### Required work
Set down each entry from the block beneath, exactly as written.
[start]
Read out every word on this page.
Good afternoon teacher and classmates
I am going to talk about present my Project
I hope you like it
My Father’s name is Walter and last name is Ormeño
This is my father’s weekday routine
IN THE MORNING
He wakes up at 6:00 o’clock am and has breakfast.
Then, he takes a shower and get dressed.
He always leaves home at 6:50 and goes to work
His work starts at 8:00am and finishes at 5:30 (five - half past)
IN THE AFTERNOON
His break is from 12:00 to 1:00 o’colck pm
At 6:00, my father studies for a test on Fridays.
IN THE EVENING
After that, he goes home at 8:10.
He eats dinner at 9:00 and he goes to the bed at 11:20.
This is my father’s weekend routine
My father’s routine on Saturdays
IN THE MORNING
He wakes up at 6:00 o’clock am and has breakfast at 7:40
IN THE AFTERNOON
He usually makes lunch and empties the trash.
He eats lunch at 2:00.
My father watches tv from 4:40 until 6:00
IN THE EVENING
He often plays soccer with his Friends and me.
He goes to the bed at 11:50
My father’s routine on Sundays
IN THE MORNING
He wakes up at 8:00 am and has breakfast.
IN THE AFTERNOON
[end]
### Final result
Read out every word on this page.
Good afternoon teacher and classmates
I am going to talk about present my Project
I hope you like it
My Father’s name is Walter and last name is Ormeño
This is my father’s weekday routine
IN THE MORNING
He wakes up at 6:00 o’clock am and has breakfast.
Then, he takes a shower and get dressed.
He always leaves home at 6:50 and goes to work
His work starts at 8:00am and finishes at 5:30 (five - half past)
IN THE AFTERNOON
His break is from 12:00 to 1:00 o’colck pm
At 6:00, my father studies for a test on Fridays.
IN THE EVENING
After that, he goes home at 8:10.
He eats dinner at 9:00 and he goes to the bed at 11:20.
This is my father’s weekend routine
My father’s routine on Saturdays
IN THE MORNING
He wakes up at 6:00 o’clock am and has breakfast at 7:40
IN THE AFTERNOON
He usually makes lunch and empties the trash.
He eats lunch at 2:00.
My father watches tv from 4:40 until 6:00
IN THE EVENING
He often plays soccer with his Friends and me.
He goes to the bed at 11:50
My father’s routine on Sundays
IN THE MORNING
He wakes up at 8:00 am and has breakfast.
IN THE AFTERNOON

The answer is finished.